Some lines of these records may hold the word "Препараты"; state how many, using only the number.

-- Start RECORDS SHOWN --

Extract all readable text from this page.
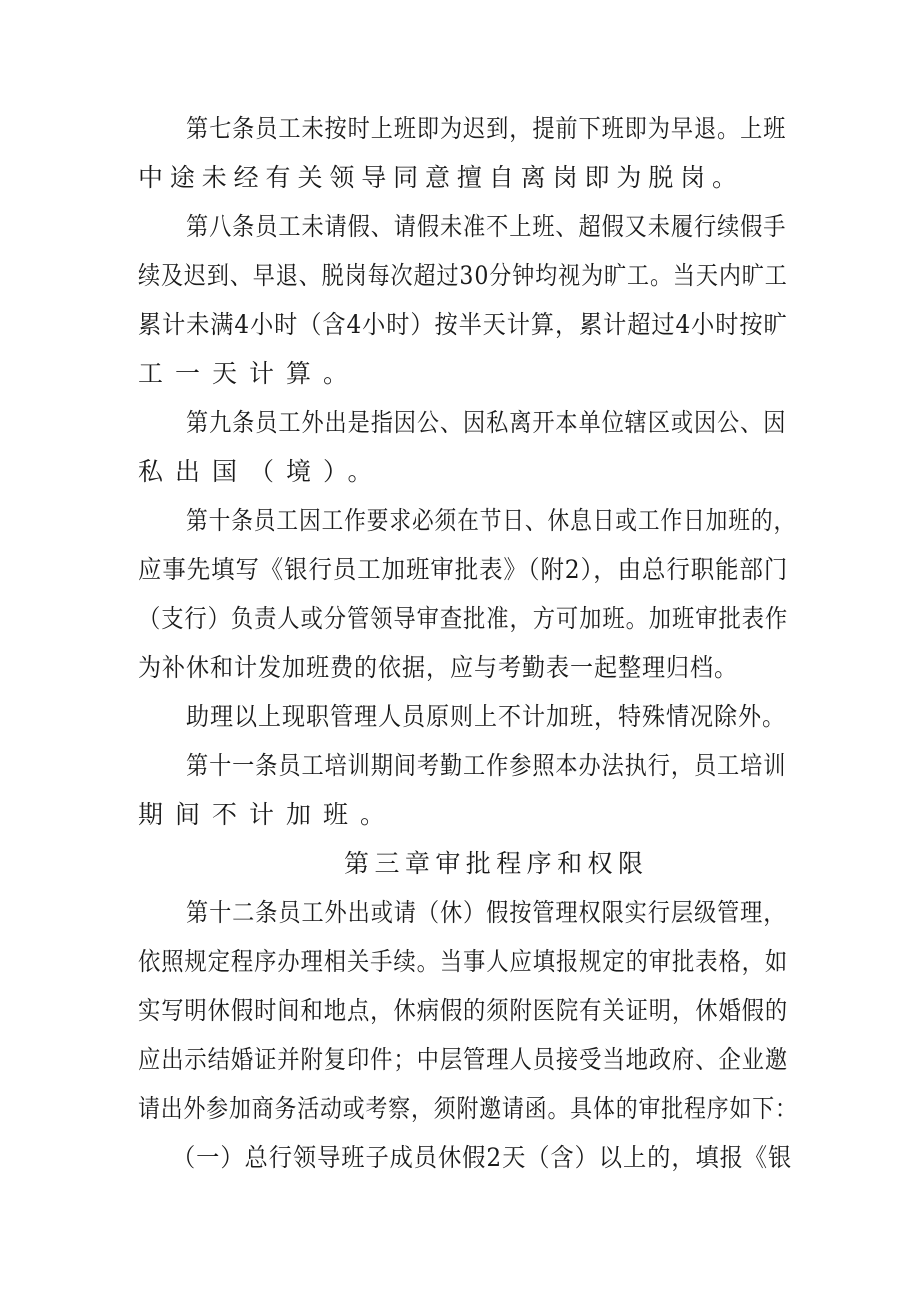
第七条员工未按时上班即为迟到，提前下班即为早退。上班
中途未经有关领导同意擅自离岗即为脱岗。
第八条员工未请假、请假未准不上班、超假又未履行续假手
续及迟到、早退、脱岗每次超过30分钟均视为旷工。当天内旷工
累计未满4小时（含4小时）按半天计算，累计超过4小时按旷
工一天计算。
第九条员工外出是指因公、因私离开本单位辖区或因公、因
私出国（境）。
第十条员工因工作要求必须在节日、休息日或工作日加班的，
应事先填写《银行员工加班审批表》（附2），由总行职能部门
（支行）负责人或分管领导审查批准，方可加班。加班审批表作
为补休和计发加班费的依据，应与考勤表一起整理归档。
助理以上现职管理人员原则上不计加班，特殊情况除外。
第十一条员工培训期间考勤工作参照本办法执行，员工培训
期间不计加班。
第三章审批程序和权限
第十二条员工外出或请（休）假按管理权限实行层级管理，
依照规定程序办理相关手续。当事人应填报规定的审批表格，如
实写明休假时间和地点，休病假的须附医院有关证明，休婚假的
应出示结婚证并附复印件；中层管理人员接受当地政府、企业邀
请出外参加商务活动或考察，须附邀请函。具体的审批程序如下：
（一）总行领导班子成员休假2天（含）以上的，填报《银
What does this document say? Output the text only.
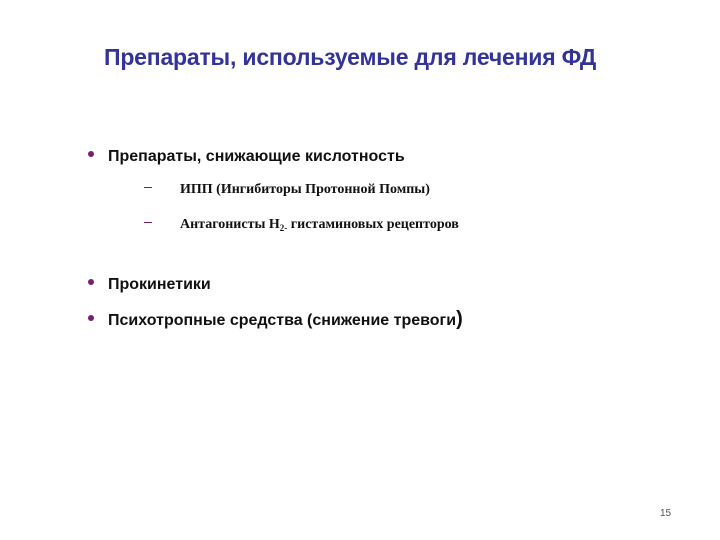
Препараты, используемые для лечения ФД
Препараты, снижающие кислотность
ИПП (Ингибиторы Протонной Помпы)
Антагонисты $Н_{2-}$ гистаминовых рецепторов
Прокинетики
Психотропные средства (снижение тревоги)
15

-- End RECORDS SHOWN --

EXERCISE SOLUTION
2